- [Work to be completed] Give the listing below again in full, exactly as written.

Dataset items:
::::::::::

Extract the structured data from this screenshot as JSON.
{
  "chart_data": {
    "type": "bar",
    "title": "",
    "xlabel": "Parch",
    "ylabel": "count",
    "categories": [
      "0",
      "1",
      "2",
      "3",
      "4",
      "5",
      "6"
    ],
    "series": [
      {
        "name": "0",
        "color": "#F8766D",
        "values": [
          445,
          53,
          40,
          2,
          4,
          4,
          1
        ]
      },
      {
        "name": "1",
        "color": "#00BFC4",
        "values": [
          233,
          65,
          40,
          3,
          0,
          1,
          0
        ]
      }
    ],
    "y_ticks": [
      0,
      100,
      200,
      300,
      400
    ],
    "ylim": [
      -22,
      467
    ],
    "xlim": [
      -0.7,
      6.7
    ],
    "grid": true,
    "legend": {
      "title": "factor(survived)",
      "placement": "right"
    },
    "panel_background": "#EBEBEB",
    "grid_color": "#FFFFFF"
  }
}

::::::::::

- [Solution to the problem]
Extract the structured data from this screenshot as JSON.
{
  "chart_data": {
    "type": "bar",
    "title": "",
    "xlabel": "Parch",
    "ylabel": "count",
    "categories": [
      "0",
      "1",
      "2",
      "3",
      "4",
      "5",
      "6"
    ],
    "series": [
      {
        "name": "0",
        "color": "#F8766D",
        "values": [
          445,
          53,
          40,
          2,
          4,
          4,
          1
        ]
      },
      {
        "name": "1",
        "color": "#00BFC4",
        "values": [
          233,
          65,
          40,
          3,
          0,
          1,
          0
        ]
      }
    ],
    "y_ticks": [
      0,
      100,
      200,
      300,
      400
    ],
    "ylim": [
      -22,
      467
    ],
    "xlim": [
      -0.7,
      6.7
    ],
    "grid": true,
    "legend": {
      "title": "factor(survived)",
      "placement": "right"
    },
    "panel_background": "#EBEBEB",
    "grid_color": "#FFFFFF"
  }
}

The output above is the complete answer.